start

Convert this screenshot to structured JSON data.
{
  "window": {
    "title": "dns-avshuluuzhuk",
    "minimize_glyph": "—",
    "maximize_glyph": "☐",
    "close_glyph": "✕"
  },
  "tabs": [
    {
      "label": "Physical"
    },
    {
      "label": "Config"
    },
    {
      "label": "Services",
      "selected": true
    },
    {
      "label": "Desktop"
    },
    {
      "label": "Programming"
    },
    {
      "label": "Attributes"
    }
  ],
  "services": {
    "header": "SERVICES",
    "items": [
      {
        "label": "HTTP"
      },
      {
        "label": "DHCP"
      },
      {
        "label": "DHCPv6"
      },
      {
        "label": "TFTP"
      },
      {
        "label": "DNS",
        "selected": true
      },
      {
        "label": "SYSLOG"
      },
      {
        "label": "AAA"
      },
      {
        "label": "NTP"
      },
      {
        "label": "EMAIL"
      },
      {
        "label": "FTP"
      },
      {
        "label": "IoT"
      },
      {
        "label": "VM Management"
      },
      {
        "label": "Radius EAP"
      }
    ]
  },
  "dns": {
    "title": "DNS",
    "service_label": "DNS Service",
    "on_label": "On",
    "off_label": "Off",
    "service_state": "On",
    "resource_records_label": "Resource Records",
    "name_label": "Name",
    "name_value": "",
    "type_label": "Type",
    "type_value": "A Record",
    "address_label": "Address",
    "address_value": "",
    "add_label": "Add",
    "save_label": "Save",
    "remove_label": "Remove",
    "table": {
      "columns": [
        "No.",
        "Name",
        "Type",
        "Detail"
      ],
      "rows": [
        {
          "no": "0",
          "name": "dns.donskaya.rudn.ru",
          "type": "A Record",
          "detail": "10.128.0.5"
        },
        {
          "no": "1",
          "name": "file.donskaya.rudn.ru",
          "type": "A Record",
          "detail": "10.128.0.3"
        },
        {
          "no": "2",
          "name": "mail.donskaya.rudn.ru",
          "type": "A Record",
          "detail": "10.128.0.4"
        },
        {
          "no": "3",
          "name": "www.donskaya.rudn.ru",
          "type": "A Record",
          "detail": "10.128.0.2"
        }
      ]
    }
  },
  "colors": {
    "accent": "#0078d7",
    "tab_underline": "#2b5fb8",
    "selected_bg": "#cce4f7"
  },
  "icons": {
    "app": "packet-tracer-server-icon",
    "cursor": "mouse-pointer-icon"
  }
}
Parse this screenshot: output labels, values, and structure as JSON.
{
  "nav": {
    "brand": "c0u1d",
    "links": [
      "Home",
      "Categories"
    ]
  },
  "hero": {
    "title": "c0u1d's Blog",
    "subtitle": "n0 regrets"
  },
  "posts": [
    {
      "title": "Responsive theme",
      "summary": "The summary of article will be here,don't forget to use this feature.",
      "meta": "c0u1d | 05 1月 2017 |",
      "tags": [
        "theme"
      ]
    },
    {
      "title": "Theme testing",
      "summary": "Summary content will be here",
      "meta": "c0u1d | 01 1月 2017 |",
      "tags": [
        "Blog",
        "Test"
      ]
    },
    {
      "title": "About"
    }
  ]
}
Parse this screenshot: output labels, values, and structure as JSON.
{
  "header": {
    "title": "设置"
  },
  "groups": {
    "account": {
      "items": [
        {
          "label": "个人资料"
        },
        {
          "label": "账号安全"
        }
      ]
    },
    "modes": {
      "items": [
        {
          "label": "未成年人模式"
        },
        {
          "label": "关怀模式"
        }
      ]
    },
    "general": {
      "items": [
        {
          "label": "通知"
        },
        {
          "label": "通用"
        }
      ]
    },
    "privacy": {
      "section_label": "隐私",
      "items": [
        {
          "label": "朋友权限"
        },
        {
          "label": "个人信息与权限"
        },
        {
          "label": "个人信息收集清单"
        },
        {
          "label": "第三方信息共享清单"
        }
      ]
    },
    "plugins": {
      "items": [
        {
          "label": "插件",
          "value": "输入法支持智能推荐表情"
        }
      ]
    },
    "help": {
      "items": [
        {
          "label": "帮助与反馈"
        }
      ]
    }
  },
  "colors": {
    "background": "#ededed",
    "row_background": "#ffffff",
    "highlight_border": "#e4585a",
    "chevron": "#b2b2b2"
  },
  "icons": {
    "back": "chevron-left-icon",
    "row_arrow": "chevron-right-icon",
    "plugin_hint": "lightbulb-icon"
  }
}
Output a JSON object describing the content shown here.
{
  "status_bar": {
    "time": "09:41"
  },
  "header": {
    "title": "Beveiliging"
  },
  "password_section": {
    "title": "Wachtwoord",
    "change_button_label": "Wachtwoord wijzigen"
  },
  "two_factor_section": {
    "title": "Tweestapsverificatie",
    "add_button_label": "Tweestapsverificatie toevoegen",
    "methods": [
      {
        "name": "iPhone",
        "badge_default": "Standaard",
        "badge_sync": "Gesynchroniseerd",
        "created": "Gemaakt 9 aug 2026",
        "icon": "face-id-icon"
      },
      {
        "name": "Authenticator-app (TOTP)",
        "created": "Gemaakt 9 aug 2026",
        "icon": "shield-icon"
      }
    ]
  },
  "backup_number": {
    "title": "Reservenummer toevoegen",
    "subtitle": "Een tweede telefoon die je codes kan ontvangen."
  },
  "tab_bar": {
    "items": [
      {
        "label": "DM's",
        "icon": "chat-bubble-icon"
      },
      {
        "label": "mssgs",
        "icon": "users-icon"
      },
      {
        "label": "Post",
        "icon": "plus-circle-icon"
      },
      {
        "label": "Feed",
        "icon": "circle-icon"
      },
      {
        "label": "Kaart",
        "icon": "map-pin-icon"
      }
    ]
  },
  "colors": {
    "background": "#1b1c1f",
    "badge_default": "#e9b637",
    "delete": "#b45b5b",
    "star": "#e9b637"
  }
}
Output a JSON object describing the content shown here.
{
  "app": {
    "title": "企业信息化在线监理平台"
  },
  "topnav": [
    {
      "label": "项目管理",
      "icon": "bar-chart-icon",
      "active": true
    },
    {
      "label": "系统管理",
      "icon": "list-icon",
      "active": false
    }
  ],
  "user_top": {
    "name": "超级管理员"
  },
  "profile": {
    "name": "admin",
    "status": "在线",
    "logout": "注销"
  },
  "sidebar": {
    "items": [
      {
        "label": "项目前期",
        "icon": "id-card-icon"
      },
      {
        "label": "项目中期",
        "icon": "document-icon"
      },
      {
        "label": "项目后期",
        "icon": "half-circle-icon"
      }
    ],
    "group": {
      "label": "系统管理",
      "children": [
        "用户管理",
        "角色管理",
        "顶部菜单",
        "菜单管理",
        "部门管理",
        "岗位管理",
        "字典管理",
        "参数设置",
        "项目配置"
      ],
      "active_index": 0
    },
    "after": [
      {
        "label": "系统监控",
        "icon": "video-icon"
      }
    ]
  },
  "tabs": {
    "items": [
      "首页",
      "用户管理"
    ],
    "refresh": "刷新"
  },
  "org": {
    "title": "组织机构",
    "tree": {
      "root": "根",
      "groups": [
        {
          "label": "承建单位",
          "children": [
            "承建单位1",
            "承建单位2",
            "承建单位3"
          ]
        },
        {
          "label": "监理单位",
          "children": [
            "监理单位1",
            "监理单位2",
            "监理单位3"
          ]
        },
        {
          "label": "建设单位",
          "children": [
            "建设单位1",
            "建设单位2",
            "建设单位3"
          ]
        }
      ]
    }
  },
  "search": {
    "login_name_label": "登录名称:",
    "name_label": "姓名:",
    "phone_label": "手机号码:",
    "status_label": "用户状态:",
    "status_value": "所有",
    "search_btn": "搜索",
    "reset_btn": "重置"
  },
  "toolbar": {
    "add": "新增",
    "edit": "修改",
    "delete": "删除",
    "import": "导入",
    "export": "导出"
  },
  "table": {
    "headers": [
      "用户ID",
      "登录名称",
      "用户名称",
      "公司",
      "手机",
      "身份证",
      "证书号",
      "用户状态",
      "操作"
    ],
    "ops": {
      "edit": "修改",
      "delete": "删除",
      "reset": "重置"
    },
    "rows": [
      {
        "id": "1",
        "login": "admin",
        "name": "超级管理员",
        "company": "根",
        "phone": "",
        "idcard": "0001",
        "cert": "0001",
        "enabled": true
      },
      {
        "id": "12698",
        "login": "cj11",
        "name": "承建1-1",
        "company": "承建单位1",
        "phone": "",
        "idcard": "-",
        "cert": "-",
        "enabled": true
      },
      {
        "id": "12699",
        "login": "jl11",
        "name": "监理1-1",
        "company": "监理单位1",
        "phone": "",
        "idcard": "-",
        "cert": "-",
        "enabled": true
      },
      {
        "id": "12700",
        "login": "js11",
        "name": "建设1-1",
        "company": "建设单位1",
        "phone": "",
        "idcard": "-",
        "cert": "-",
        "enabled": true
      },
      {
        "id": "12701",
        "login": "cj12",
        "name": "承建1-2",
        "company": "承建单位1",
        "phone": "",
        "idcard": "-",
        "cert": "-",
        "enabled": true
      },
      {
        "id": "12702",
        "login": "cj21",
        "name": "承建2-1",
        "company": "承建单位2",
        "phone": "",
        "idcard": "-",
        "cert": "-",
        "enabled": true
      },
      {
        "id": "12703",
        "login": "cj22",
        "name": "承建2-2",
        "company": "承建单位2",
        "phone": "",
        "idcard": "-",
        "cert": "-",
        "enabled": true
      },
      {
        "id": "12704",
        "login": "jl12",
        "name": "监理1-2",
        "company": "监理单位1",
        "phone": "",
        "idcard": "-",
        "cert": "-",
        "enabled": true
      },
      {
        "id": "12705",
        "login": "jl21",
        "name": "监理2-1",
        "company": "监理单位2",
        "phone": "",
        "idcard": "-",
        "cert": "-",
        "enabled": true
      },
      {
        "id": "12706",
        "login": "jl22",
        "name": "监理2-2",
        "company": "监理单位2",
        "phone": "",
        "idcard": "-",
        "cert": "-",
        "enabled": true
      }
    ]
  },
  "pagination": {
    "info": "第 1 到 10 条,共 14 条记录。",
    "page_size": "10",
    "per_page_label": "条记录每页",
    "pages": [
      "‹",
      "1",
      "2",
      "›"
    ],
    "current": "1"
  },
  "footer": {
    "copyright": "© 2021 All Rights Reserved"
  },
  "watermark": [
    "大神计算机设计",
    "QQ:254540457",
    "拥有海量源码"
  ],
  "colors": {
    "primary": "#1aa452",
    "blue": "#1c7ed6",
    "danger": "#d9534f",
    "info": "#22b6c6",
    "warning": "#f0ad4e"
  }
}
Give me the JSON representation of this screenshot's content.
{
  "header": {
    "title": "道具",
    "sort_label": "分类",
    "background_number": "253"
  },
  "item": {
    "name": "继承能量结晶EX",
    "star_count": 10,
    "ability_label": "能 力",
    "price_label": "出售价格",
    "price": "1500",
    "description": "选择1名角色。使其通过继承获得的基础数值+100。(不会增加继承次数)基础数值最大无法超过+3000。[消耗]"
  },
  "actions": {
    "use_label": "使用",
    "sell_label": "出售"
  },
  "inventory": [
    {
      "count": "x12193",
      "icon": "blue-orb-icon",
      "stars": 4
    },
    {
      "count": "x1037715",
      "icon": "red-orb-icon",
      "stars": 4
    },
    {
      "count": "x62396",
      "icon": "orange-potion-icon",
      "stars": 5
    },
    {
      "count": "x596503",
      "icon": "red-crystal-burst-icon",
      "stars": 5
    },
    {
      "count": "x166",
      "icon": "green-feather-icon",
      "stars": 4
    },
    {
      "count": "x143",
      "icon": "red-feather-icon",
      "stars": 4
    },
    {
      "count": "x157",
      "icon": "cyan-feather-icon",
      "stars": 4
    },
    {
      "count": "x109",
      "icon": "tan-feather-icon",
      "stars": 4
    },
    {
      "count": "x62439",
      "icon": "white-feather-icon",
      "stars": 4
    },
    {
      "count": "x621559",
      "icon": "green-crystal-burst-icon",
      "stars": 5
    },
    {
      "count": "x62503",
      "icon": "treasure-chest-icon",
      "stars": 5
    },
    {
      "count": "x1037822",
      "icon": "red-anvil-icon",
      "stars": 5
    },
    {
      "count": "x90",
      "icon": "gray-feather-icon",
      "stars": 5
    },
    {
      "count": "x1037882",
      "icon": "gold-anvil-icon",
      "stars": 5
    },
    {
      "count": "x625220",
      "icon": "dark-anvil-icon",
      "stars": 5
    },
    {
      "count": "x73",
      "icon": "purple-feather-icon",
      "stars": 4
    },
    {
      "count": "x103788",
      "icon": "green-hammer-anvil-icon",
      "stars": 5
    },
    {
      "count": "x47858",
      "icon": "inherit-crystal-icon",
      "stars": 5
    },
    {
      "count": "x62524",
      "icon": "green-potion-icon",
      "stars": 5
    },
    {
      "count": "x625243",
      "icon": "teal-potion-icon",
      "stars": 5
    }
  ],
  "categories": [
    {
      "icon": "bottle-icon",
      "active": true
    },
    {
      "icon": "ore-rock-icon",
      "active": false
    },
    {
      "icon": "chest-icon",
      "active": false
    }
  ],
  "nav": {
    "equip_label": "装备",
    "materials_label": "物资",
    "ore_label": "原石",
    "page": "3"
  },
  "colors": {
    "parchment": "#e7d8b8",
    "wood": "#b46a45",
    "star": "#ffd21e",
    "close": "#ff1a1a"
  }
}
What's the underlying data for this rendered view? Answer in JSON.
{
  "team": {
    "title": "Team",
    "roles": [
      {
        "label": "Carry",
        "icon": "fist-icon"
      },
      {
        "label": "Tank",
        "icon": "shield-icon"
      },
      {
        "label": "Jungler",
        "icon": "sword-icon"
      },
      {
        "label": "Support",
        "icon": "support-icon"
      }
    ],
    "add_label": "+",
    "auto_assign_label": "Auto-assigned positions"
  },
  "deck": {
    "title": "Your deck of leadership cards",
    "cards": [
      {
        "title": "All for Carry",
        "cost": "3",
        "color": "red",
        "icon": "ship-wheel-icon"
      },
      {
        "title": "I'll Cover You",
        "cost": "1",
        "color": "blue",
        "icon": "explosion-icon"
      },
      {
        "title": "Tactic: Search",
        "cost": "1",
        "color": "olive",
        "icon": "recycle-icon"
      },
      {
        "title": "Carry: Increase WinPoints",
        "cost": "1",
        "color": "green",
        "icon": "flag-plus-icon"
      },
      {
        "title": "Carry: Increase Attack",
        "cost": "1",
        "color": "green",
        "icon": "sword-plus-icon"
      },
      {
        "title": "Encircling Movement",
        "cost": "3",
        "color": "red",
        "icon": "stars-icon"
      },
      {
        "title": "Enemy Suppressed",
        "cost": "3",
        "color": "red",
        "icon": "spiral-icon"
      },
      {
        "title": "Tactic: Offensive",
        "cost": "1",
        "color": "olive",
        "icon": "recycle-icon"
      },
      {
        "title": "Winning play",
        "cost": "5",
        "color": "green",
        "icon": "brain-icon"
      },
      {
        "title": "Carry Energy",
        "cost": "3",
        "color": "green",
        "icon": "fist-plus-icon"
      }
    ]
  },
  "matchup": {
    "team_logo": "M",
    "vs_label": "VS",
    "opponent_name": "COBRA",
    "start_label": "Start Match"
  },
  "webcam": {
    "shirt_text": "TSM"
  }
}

end

* What you have to do
Pull out every line in the material above where "toevoegen" occurs.

* Solution to this task
    "add_button_label": "Tweestapsverificatie toevoegen",
    "title": "Reservenummer toevoegen",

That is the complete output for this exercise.